— START OF RECORD EXCERPTS —
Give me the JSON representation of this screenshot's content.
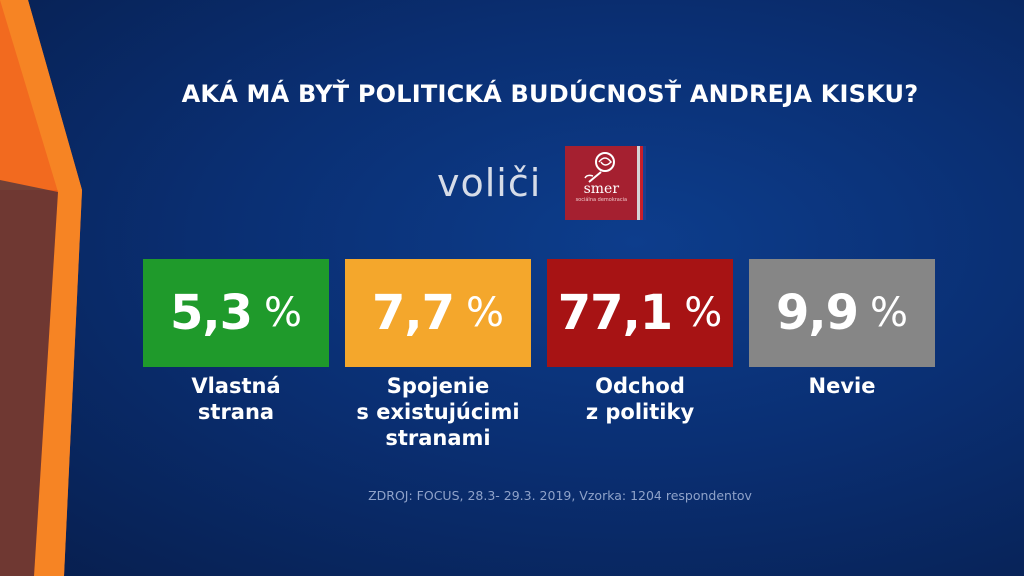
{
  "title": "AKÁ MÁ BYŤ POLITICKÁ BUDÚCNOSŤ ANDREJA KISKU?",
  "group": {
    "label": "voliči",
    "logo_text": "smer",
    "logo_subtext": "sociálna demokracia"
  },
  "chart_data": {
    "type": "bar",
    "title": "AKÁ MÁ BYŤ POLITICKÁ BUDÚCNOSŤ ANDREJA KISKU?",
    "categories": [
      "Vlastná strana",
      "Spojenie s existujúcimi stranami",
      "Odchod z politiky",
      "Nevie"
    ],
    "values": [
      5.3,
      7.7,
      77.1,
      9.9
    ],
    "value_labels": [
      "5,3",
      "7,7",
      "77,1",
      "9,9"
    ],
    "unit": "%",
    "label_lines": [
      [
        "Vlastná",
        "strana"
      ],
      [
        "Spojenie",
        "s existujúcimi",
        "stranami"
      ],
      [
        "Odchod",
        "z politiky"
      ],
      [
        "Nevie"
      ]
    ],
    "colors": [
      "#1f9a2b",
      "#f4a72c",
      "#a71314",
      "#868686"
    ]
  },
  "source": "ZDROJ: FOCUS, 28.3- 29.3. 2019, Vzorka: 1204 respondentov",
  "colors": {
    "background": "#0a2f73",
    "accent_orange": "#f26522"
  }
}
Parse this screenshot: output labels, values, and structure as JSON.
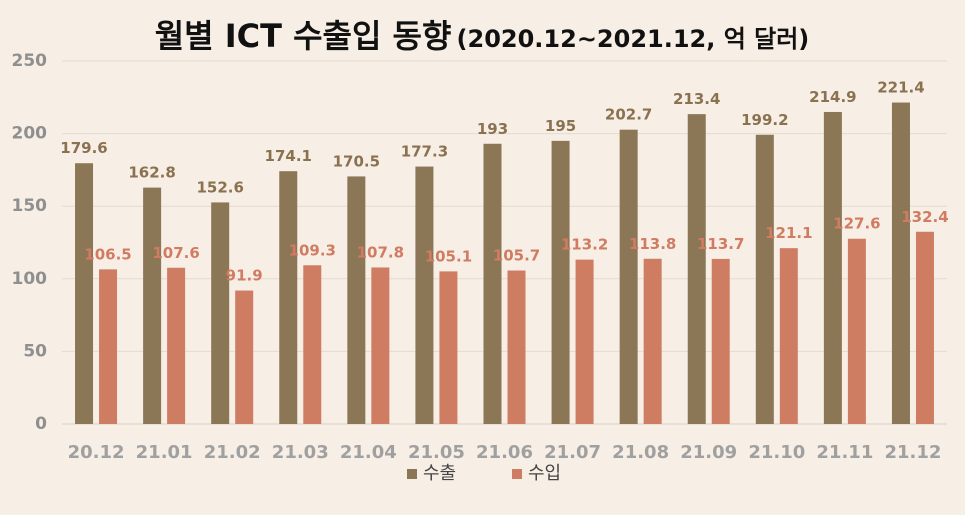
{
  "chart_data": {
    "type": "bar",
    "title": "월별 ICT 수출입 동향",
    "subtitle": "(2020.12~2021.12, 억 달러)",
    "categories": [
      "20.12",
      "21.01",
      "21.02",
      "21.03",
      "21.04",
      "21.05",
      "21.06",
      "21.07",
      "21.08",
      "21.09",
      "21.10",
      "21.11",
      "21.12"
    ],
    "series": [
      {
        "name": "수출",
        "color": "#8b7656",
        "values": [
          179.6,
          162.8,
          152.6,
          174.1,
          170.5,
          177.3,
          193,
          195,
          202.7,
          213.4,
          199.2,
          214.9,
          221.4
        ],
        "labels": [
          "179.6",
          "162.8",
          "152.6",
          "174.1",
          "170.5",
          "177.3",
          "193",
          "195",
          "202.7",
          "213.4",
          "199.2",
          "214.9",
          "221.4"
        ]
      },
      {
        "name": "수입",
        "color": "#cf7d62",
        "values": [
          106.5,
          107.6,
          91.9,
          109.3,
          107.8,
          105.1,
          105.7,
          113.2,
          113.8,
          113.7,
          121.1,
          127.6,
          132.4
        ],
        "labels": [
          "106.5",
          "107.6",
          "91.9",
          "109.3",
          "107.8",
          "105.1",
          "105.7",
          "113.2",
          "113.8",
          "113.7",
          "121.1",
          "127.6",
          "132.4"
        ]
      }
    ],
    "ylim": [
      0,
      250
    ],
    "yticks": [
      0,
      50,
      100,
      150,
      200,
      250
    ],
    "grid": true,
    "legend": {
      "position": "bottom-center",
      "items": [
        {
          "name": "수출",
          "color": "#8b7656"
        },
        {
          "name": "수입",
          "color": "#cf7d62"
        }
      ]
    }
  }
}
— END OF RECORD EXCERPTS —
**DIRECTIONS:** In the entries above, find every line holding the word "existujúcimi" and copy it out.

**WRITTEN RESPONSE:**
      "Spojenie s existujúcimi stranami",
        "s existujúcimi",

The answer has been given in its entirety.